What this task involves.
State how many lines of the records contain the string "Countdown", and give no other information.

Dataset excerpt
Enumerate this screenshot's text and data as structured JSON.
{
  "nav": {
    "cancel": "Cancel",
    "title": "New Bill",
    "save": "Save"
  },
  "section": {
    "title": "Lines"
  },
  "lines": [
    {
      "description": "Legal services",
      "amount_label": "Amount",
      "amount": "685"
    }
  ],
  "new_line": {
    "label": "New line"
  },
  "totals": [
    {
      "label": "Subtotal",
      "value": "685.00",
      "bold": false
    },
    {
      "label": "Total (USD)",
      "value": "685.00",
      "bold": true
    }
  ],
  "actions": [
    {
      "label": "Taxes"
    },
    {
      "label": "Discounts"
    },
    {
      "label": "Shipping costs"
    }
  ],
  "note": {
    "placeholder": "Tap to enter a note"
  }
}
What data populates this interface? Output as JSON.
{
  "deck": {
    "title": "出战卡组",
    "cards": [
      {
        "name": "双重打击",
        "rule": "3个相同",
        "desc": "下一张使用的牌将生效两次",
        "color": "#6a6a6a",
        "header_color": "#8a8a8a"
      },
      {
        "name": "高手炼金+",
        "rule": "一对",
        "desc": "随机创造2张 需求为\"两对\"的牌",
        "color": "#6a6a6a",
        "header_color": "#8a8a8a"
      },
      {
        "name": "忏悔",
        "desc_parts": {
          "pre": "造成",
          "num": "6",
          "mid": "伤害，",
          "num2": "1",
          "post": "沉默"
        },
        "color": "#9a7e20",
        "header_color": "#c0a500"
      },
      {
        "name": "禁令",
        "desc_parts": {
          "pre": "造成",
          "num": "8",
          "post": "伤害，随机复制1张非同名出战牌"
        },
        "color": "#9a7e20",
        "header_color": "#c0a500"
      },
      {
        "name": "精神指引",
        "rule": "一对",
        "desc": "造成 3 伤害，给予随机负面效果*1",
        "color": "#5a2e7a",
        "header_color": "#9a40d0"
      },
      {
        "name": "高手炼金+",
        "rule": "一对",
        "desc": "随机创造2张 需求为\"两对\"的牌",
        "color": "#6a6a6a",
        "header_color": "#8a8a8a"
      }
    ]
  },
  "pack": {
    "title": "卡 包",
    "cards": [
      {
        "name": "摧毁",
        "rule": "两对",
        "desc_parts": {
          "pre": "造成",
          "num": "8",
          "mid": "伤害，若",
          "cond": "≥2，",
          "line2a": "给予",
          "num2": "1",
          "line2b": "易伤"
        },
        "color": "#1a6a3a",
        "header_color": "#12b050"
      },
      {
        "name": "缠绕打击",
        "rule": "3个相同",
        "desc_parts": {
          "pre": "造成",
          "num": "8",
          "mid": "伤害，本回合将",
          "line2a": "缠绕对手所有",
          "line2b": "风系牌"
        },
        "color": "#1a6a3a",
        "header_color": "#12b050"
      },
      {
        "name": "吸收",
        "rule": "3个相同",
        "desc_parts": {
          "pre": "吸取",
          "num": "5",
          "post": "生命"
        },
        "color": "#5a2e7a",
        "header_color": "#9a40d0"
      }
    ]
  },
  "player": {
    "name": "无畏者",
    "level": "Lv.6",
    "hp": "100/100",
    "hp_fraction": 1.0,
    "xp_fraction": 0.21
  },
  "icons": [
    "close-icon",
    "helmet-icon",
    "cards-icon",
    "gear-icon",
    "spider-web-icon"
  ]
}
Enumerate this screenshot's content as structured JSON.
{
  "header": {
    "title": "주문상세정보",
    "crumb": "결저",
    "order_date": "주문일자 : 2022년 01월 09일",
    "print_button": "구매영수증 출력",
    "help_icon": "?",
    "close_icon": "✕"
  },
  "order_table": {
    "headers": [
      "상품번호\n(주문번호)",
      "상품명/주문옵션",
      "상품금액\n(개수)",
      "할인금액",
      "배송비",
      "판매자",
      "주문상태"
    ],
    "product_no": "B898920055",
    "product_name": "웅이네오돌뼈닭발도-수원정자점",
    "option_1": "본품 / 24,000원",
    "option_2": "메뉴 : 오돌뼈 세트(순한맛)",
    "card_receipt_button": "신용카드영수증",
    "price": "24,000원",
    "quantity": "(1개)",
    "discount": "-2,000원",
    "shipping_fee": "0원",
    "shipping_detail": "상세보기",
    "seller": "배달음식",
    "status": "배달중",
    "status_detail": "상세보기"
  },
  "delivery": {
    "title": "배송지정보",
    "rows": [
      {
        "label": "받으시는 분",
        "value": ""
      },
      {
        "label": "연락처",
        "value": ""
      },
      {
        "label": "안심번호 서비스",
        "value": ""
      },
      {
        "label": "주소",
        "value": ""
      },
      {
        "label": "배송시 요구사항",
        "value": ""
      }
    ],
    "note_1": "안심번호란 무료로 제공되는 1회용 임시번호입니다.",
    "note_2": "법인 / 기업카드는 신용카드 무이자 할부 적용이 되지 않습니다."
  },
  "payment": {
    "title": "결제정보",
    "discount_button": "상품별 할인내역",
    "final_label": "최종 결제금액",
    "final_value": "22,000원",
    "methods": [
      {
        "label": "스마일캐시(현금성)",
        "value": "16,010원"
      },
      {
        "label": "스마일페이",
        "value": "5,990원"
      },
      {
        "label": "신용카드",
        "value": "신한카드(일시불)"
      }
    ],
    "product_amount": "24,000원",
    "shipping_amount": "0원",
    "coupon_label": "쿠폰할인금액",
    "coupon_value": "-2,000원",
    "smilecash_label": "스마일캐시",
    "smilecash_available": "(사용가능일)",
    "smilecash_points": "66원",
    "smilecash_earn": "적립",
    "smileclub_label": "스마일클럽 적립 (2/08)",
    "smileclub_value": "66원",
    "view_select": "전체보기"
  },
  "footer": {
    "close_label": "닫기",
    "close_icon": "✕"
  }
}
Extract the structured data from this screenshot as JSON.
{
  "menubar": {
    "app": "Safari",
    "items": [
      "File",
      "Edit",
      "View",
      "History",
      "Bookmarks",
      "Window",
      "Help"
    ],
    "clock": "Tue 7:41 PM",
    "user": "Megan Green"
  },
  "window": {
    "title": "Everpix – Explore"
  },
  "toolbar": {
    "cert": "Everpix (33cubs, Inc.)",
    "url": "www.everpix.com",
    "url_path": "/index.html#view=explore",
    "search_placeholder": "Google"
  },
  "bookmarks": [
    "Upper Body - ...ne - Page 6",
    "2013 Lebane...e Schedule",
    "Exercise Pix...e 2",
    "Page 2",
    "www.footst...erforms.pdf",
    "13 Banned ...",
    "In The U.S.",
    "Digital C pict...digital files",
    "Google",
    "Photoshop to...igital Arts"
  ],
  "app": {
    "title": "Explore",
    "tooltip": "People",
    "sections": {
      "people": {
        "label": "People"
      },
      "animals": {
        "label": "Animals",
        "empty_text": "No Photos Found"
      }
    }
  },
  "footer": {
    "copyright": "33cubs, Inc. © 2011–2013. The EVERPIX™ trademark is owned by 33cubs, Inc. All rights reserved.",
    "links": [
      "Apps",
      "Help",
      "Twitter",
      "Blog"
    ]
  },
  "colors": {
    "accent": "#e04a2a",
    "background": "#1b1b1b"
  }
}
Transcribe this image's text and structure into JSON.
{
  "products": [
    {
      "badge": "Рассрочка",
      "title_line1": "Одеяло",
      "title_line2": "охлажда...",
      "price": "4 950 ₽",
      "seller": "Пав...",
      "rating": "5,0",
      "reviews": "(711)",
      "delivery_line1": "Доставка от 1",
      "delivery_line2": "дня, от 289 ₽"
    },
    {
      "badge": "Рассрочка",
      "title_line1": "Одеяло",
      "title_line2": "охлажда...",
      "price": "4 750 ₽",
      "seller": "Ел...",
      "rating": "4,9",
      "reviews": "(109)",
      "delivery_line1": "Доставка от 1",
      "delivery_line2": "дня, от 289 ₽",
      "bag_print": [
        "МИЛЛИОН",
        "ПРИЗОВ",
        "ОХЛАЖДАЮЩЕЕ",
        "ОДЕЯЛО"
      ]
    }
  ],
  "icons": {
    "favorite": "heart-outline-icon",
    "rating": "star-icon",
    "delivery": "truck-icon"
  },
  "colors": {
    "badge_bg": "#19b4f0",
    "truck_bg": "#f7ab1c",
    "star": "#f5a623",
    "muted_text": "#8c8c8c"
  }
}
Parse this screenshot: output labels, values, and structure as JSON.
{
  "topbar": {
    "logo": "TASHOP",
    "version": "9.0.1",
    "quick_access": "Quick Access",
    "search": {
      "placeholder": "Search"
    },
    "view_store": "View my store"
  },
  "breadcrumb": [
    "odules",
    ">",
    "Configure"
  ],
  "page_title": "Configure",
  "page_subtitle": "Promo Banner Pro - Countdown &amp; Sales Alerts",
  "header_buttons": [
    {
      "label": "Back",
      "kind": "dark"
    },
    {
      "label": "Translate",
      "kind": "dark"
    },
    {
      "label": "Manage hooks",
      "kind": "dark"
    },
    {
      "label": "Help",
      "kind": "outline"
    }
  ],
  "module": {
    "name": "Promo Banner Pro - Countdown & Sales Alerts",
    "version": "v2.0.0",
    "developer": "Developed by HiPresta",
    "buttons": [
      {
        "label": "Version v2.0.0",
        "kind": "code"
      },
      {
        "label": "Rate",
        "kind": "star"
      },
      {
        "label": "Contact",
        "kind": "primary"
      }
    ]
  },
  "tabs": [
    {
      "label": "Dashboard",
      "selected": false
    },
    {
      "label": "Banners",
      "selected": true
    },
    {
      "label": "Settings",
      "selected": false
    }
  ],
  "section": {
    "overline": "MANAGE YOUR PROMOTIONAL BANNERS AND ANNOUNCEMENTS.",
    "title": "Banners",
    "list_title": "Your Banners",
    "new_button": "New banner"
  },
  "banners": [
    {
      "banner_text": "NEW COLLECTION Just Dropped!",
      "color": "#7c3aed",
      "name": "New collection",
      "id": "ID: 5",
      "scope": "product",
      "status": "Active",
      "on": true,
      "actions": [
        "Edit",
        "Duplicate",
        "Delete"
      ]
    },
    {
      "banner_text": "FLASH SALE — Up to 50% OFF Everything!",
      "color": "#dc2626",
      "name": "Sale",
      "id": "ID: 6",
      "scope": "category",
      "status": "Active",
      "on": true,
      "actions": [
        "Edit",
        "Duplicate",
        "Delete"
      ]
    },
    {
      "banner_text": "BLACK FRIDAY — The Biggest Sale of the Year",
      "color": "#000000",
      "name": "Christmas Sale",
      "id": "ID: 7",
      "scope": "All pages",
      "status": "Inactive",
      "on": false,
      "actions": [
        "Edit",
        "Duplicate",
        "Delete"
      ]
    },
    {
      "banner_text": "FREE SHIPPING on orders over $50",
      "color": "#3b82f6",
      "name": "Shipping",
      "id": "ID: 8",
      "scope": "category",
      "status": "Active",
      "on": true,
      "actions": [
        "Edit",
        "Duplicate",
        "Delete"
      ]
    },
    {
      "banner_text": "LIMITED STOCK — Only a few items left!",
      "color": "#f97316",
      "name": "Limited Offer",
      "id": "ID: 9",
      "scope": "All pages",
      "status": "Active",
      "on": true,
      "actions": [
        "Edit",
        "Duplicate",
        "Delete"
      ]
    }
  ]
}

Answer to the exercise.
2